--- START EXTRACTED DATA ---

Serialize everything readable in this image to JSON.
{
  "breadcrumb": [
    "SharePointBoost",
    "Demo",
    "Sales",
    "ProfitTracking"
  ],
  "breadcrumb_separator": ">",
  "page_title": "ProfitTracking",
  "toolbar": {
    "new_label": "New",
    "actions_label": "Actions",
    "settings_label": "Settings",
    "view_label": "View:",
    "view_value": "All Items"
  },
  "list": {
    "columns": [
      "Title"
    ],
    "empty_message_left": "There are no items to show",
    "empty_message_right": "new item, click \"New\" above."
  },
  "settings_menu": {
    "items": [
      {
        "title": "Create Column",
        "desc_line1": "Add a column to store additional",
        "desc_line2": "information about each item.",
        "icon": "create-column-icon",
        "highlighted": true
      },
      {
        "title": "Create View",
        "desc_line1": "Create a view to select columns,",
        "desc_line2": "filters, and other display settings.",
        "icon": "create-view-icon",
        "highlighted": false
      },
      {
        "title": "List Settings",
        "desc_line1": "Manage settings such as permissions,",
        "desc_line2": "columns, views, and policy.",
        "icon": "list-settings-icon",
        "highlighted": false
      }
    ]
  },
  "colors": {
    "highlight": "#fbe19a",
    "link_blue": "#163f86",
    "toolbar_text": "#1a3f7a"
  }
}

--- END EXTRACTED DATA ---

#### REQUIREMENTS
Output the records verbatim, from the first line to the last.

#### ANSWER TO THE EXERCISE
Serialize everything readable in this image to JSON.
{
  "breadcrumb": [
    "SharePointBoost",
    "Demo",
    "Sales",
    "ProfitTracking"
  ],
  "breadcrumb_separator": ">",
  "page_title": "ProfitTracking",
  "toolbar": {
    "new_label": "New",
    "actions_label": "Actions",
    "settings_label": "Settings",
    "view_label": "View:",
    "view_value": "All Items"
  },
  "list": {
    "columns": [
      "Title"
    ],
    "empty_message_left": "There are no items to show",
    "empty_message_right": "new item, click \"New\" above."
  },
  "settings_menu": {
    "items": [
      {
        "title": "Create Column",
        "desc_line1": "Add a column to store additional",
        "desc_line2": "information about each item.",
        "icon": "create-column-icon",
        "highlighted": true
      },
      {
        "title": "Create View",
        "desc_line1": "Create a view to select columns,",
        "desc_line2": "filters, and other display settings.",
        "icon": "create-view-icon",
        "highlighted": false
      },
      {
        "title": "List Settings",
        "desc_line1": "Manage settings such as permissions,",
        "desc_line2": "columns, views, and policy.",
        "icon": "list-settings-icon",
        "highlighted": false
      }
    ]
  },
  "colors": {
    "highlight": "#fbe19a",
    "link_blue": "#163f86",
    "toolbar_text": "#1a3f7a"
  }
}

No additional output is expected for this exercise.